The request
Locate every line below that contains the word "names" and copy it.

= = = =

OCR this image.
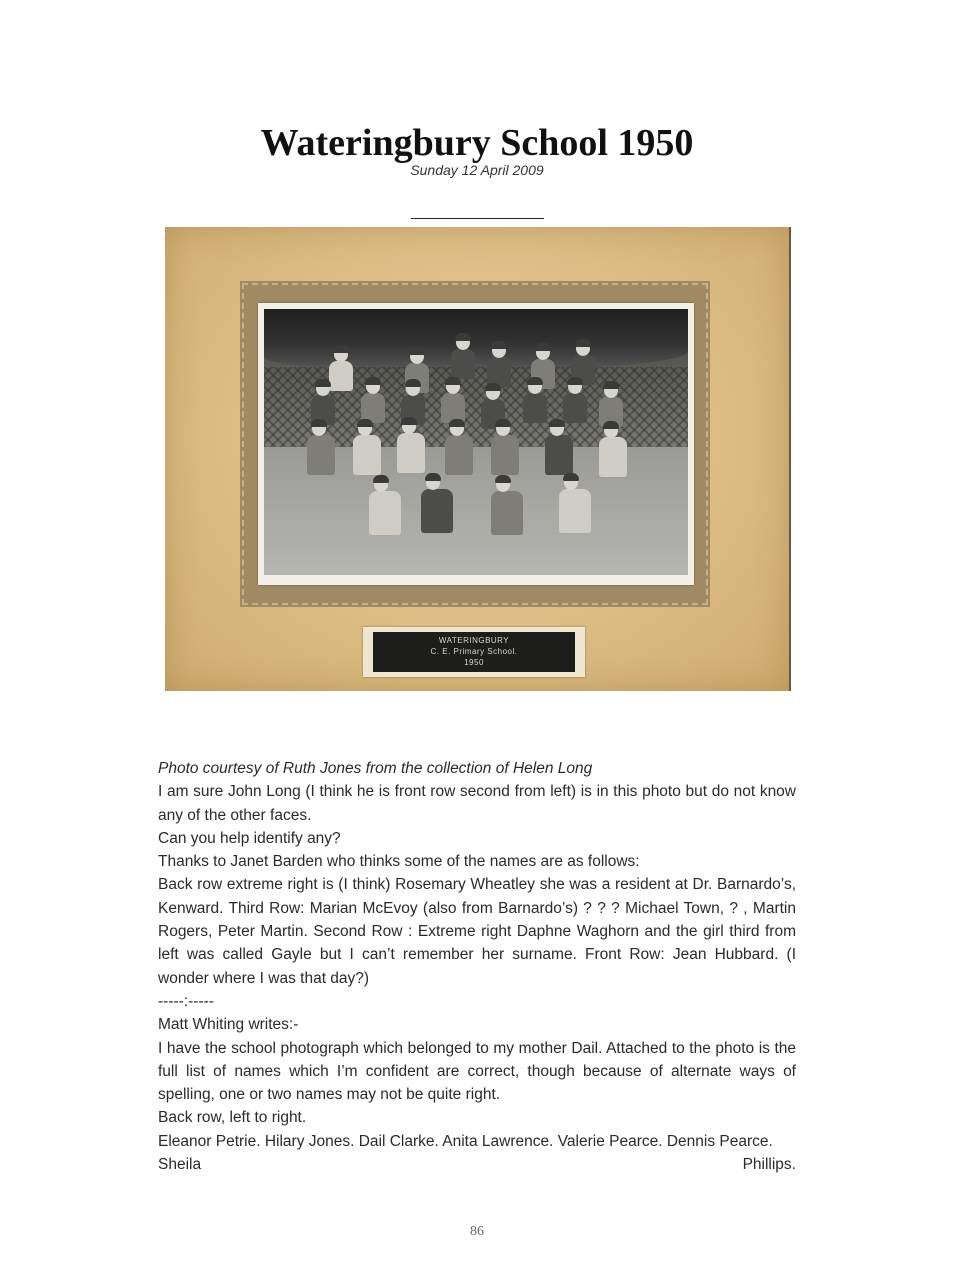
Wateringbury School 1950
Sunday 12 April 2009
WATERINGBURY
C. E. Primary School.
1950

Photo courtesy of Ruth Jones from the collection of Helen Long

I am sure John Long (I think he is front row second from left) is in this photo but do not know any of the other faces.

Can you help identify any?

Thanks to Janet Barden who thinks some of the names are as follows:

Back row extreme right is (I think) Rosemary Wheatley she was a resident at Dr. Barnardo’s, Kenward. Third Row: Marian McEvoy (also from Barnardo’s) ? ? ? Michael Town, ? , Martin Rogers, Peter Martin. Second Row : Extreme right Daphne Waghorn and the girl third from left was called Gayle but I can’t remember her surname. Front Row: Jean Hubbard. (I wonder where I was that day?)

-----:-----

Matt Whiting writes:-

I have the school photograph which belonged to my mother Dail. Attached to the photo is the full list of names which I’m confident are correct, though because of alternate ways of spelling, one or two names may not be quite right.

Back row, left to right.

Eleanor Petrie. Hilary Jones. Dail Clarke. Anita Lawrence. Valerie Pearce. Dennis Pearce.

Sheila	Phillips.

86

= = = =

Reply
Thanks to Janet Barden who thinks some of the names are as follows:
I have the school photograph which belonged to my mother Dail. Attached to the photo is the full list of names which I’m confident are correct, though because of alternate ways of spelling, one or two names may not be quite right.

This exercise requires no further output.